* [Activity]:
Wherever the string "text" appears in a line of the listing below, report that line.

[Input material — start]

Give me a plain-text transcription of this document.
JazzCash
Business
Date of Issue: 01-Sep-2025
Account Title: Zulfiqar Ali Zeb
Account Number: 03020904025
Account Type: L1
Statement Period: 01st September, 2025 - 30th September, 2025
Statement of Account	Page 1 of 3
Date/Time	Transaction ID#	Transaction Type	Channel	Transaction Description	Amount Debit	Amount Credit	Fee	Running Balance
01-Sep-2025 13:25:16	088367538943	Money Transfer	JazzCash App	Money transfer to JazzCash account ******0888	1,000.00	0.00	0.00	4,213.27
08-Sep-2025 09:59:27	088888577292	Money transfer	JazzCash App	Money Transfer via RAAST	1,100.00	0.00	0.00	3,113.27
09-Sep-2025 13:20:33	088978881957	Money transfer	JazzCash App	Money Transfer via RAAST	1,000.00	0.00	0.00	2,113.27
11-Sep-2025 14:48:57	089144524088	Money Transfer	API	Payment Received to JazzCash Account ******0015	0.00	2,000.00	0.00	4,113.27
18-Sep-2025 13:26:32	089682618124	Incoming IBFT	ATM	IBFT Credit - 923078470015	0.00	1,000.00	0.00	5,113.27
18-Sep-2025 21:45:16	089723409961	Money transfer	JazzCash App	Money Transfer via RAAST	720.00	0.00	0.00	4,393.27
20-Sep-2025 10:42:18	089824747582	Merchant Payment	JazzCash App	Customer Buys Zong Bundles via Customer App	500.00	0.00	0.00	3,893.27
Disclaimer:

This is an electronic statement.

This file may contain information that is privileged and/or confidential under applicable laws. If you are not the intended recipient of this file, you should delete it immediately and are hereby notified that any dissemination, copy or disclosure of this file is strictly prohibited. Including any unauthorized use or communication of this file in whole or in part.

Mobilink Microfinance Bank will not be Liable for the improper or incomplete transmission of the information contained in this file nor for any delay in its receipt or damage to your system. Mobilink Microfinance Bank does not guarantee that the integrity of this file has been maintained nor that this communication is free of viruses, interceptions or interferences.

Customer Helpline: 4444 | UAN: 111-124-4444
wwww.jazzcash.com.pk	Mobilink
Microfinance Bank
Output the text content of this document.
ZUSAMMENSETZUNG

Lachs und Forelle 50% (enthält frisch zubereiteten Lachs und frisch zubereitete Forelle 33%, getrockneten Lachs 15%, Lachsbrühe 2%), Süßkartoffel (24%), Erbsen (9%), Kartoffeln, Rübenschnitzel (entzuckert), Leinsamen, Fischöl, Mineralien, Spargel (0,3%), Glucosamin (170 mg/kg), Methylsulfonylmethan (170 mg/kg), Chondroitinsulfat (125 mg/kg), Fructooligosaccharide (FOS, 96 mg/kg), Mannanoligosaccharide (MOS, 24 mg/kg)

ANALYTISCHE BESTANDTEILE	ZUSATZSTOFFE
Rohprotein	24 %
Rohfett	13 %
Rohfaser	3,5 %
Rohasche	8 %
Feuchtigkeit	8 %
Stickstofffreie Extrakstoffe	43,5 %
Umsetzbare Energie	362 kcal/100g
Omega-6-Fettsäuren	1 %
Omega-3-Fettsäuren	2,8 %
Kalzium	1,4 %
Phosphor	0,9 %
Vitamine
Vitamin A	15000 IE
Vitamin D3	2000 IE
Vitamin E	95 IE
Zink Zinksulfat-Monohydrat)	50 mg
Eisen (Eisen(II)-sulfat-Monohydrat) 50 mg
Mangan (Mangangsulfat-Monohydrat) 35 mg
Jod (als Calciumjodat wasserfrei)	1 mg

[Input material — finish]

* [Solution to the problem]:
Give me a plain-text transcription of this document.
Output the text content of this document.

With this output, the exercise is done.